• [TESTO DI PARTENZA]

────────────────────────────────────────

Un gesto di cortesia trasformato in un incubo lungo un anno. È la drammatica persecuzione stalking vissuta da una dipendente di Italo in servizio alle biglietterie automatiche della stazione Termini di Roma. Nell’estate del 2023, la donna aveva semplicemente aiutato un cliente venticinquenne, originario della Guinea, ad acquistare un biglietto del treno. Da quel momento, l’uomo ha iniziato a ossessionarla.
Un anno di stalking alla stazione Termini: notificato il divieto di avvicinamento, torna subito dalla dipendente e finisce in carcere
Il giovane ha cominciato a piantonare la stazione, fissando la lavoratrice per intere ore durante i suoi turni di lavoro. Dopo un pressante e indesiderato corteggiamento, è riuscito a procurarsi con un tranello il suo numero di telefono, dando inizio a una raffica ininterrotta di chiamate da utenze sempre diverse.
A nulla sono serviti i tentativi della donna di dissuaderlo, nemmeno di fronte alle sue continue provocazioni: “Tanto non mi puoi fare nulla, non mi arresteranno mai“, le ripeteva lo stalker mentre la osservava a distanza.

────────────────────────────────────────

• [COMPITI DA SVOLGERE]
1. Nel testo sullo stalking alla stazione Termini, di dove era originario il cliente aiutato dalla dipendente?
2. Riassumi in due frasi il testo sullo stalking alla stazione Termini.
3. Prosegui il testo sullo stalking alla stazione Termini partendo dopo la sua ultima frase.

Voci di dati raccolte
────────────────────────────────────────

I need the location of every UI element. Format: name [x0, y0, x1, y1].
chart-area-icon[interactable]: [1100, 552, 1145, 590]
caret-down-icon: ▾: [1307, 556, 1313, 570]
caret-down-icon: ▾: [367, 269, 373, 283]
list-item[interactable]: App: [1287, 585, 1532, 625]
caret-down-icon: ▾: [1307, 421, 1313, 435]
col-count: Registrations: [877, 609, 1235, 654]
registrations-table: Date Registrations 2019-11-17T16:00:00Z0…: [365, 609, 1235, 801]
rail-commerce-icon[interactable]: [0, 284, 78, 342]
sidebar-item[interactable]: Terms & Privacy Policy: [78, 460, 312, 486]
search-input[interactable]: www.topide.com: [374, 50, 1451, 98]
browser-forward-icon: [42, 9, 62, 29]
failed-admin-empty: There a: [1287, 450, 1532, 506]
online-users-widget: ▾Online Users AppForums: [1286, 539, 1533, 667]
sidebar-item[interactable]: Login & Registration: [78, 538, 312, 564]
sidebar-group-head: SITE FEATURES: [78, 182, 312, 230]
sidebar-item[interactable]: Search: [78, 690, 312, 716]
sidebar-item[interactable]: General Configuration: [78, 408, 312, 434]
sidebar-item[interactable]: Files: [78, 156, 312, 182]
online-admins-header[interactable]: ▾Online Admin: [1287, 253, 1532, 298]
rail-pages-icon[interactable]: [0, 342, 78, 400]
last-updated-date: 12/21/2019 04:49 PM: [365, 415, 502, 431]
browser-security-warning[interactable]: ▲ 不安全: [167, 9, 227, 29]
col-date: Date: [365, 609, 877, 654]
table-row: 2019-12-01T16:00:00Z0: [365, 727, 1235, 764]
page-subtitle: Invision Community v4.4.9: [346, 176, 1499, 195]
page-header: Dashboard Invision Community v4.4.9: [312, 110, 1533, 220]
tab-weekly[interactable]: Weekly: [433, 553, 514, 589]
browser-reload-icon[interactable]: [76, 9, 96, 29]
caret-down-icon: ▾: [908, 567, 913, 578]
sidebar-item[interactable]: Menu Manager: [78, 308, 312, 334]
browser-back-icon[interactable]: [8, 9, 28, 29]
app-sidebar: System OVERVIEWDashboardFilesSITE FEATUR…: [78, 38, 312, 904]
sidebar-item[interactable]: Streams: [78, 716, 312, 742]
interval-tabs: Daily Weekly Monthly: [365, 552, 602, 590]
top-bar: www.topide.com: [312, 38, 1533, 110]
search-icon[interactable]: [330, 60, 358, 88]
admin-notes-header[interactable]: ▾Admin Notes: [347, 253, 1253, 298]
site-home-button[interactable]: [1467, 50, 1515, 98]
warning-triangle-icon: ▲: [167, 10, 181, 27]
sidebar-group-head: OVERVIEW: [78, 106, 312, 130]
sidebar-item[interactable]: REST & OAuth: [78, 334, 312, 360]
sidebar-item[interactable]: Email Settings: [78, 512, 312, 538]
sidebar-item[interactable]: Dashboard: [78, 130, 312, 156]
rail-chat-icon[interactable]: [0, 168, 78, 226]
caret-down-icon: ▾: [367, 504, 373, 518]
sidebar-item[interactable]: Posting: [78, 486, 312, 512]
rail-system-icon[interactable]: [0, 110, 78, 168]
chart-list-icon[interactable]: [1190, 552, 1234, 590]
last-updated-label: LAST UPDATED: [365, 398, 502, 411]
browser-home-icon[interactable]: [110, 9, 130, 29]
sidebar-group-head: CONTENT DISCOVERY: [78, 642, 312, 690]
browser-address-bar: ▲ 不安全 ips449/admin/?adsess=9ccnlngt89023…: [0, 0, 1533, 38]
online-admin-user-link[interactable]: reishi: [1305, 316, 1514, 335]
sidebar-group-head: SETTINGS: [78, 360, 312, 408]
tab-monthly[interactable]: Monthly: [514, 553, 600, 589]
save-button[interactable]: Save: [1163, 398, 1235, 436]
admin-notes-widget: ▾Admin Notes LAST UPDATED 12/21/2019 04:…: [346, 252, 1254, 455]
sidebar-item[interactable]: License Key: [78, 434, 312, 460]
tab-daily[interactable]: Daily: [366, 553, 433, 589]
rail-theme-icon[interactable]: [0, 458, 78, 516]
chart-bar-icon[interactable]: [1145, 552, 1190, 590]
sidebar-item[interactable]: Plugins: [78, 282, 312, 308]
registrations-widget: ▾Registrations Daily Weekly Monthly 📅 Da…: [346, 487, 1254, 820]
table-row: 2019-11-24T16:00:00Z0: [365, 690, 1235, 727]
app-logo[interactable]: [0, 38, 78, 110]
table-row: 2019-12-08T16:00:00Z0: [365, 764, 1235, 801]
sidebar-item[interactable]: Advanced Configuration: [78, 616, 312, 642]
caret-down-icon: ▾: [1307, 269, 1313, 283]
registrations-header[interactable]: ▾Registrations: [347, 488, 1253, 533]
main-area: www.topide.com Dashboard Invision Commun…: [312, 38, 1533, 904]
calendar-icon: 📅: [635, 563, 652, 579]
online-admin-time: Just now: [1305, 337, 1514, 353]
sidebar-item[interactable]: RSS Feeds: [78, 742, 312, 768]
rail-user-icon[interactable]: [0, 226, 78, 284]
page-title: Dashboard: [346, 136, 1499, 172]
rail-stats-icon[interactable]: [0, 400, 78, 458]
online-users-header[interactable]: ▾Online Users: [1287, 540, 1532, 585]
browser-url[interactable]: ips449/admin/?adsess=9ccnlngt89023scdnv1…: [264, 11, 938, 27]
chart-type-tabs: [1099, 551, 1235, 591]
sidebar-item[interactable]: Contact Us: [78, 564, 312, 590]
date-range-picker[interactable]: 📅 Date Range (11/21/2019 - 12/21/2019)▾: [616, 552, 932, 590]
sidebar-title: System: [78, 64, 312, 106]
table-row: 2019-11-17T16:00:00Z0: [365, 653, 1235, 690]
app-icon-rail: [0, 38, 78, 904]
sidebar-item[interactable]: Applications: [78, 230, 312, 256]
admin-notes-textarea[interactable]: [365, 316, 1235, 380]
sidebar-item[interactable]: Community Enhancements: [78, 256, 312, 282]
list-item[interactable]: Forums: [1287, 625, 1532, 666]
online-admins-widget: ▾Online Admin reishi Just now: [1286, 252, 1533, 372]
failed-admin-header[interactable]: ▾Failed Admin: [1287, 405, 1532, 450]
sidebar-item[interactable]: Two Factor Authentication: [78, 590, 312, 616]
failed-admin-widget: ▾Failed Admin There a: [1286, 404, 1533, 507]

────────────────────────────────────────

• [RISPOSTE SCRITTE]
1. Era originario della Guinea.

2. Nell'estate del 2023 una dipendente di Italo in servizio alle biglietterie automatiche della stazione Termini di Roma aiutò un cliente venticinquenne, originario della Guinea, ad acquistare un biglietto, e da quel momento l'uomo iniziò a ossessionarla. Il giovane la fissava per ore durante i turni, si procurò con un tranello il suo numero di telefono e la tempestò di chiamate da utenze sempre diverse, ripetendole che non lo avrebbero mai arrestato.

3.
Esasperata e spaventata, la vittima si è infine rivolta agli uffici della Polfer del Lazio.
Gli investigatori della squadra giudiziaria hanno fatto scattare immediatamente le indagini: attraverso appostamenti sul campo e l’analisi dettagliata delle immagini delle telecamere di videosorveglianza della stazione, hanno documentato con precisione la condotta persecutoria.
Acquisiti tutti i riscontri, per il ventenne è scattata la prima misura cautelare con la notifica del divieto di avvicinamento alla persona offesa. La misura si è rivelata insufficiente a fermare l’ossessione dell’uomo.
La Polmetro in azione
Appena varcata la soglia degli uffici della Polfer con in mano la copia dell’ordinanza appena firmata, il ventenne si è diretto nuovamente all’interno dello scalo ferroviario per cercare un nuovo contatto con la donna. La scena non è sfuggita agli agenti della Polmetro della Questura di Roma, che lo hanno bloccato in flagranza mentre si riavvicinava alla donna.
Per lo stalker è scattato il secondo arresto nel giro di poche ore, questa volta con l’accompagnamento diretto in carcere per la violazione del provvedimento cautelare.